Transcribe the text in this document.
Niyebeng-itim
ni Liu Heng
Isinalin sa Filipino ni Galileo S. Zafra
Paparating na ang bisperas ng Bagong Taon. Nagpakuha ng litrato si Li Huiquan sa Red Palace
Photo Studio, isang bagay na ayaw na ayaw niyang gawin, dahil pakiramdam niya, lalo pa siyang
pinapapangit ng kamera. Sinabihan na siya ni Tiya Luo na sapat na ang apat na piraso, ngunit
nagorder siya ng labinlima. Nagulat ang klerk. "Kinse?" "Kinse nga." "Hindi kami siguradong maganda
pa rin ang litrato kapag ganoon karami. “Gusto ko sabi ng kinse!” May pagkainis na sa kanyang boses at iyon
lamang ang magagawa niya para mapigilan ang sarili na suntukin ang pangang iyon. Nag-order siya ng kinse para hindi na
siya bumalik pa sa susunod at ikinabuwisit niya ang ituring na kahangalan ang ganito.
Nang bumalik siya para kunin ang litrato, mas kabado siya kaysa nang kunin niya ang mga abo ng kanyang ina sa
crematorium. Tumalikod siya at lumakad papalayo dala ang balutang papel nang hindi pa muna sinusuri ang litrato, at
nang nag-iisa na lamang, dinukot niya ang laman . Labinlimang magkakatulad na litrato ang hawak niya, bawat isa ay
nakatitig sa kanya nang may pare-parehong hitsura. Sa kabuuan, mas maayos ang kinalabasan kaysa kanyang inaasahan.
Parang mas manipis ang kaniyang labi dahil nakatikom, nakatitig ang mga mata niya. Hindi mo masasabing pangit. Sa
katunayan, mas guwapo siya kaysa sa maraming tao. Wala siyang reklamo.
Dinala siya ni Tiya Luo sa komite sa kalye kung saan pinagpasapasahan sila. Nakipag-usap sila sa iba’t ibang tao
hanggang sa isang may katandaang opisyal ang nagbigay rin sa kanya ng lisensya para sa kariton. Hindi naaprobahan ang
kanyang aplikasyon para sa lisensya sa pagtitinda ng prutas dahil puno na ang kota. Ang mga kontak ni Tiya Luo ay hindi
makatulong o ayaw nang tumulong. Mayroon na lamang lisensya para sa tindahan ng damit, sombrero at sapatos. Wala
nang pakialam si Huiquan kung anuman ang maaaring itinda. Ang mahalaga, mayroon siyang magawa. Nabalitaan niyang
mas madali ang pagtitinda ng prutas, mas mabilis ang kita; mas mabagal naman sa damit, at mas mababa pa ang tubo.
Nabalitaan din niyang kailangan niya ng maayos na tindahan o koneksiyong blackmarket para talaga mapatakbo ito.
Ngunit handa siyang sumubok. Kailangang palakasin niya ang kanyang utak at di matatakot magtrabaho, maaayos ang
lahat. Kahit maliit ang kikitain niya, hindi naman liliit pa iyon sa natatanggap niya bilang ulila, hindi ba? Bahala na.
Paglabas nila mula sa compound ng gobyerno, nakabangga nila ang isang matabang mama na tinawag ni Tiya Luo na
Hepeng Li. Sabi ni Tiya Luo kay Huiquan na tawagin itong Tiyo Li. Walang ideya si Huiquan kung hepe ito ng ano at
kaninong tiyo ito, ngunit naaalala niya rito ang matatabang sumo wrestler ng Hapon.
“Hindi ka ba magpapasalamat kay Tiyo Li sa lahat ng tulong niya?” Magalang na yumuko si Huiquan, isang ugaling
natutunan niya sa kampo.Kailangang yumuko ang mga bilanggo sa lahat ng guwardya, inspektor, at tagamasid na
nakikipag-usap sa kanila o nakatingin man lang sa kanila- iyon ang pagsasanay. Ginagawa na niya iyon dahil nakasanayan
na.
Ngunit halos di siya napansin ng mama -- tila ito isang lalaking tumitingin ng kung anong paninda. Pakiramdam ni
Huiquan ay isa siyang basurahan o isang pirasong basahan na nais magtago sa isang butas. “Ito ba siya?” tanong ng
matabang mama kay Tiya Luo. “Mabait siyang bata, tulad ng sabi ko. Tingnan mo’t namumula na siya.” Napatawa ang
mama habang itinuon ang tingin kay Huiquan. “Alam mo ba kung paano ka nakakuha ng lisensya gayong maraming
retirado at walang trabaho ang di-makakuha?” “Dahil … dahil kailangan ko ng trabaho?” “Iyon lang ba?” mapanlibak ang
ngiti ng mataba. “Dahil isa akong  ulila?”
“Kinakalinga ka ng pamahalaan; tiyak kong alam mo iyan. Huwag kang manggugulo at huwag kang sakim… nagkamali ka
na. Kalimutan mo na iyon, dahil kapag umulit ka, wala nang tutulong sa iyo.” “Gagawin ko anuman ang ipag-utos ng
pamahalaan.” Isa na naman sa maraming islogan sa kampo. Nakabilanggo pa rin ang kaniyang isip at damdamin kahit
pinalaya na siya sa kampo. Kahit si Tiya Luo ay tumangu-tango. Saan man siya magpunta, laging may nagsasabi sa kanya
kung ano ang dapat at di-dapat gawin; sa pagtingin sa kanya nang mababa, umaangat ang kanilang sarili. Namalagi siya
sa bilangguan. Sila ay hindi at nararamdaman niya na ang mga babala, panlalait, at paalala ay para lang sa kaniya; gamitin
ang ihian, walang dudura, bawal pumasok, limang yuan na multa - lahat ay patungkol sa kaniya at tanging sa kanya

● What you should do
Which lines above contain "prutas"? Show each of them.

● Exercise result
kanyang aplikasyon para sa lisensya sa pagtitinda ng prutas dahil puno na ang kota. Ang mga kontak ni Tiya Luo ay hindi
mas madali ang pagtitinda ng prutas, mas mabilis ang kita; mas mabagal naman sa damit, at mas mababa pa ang tubo.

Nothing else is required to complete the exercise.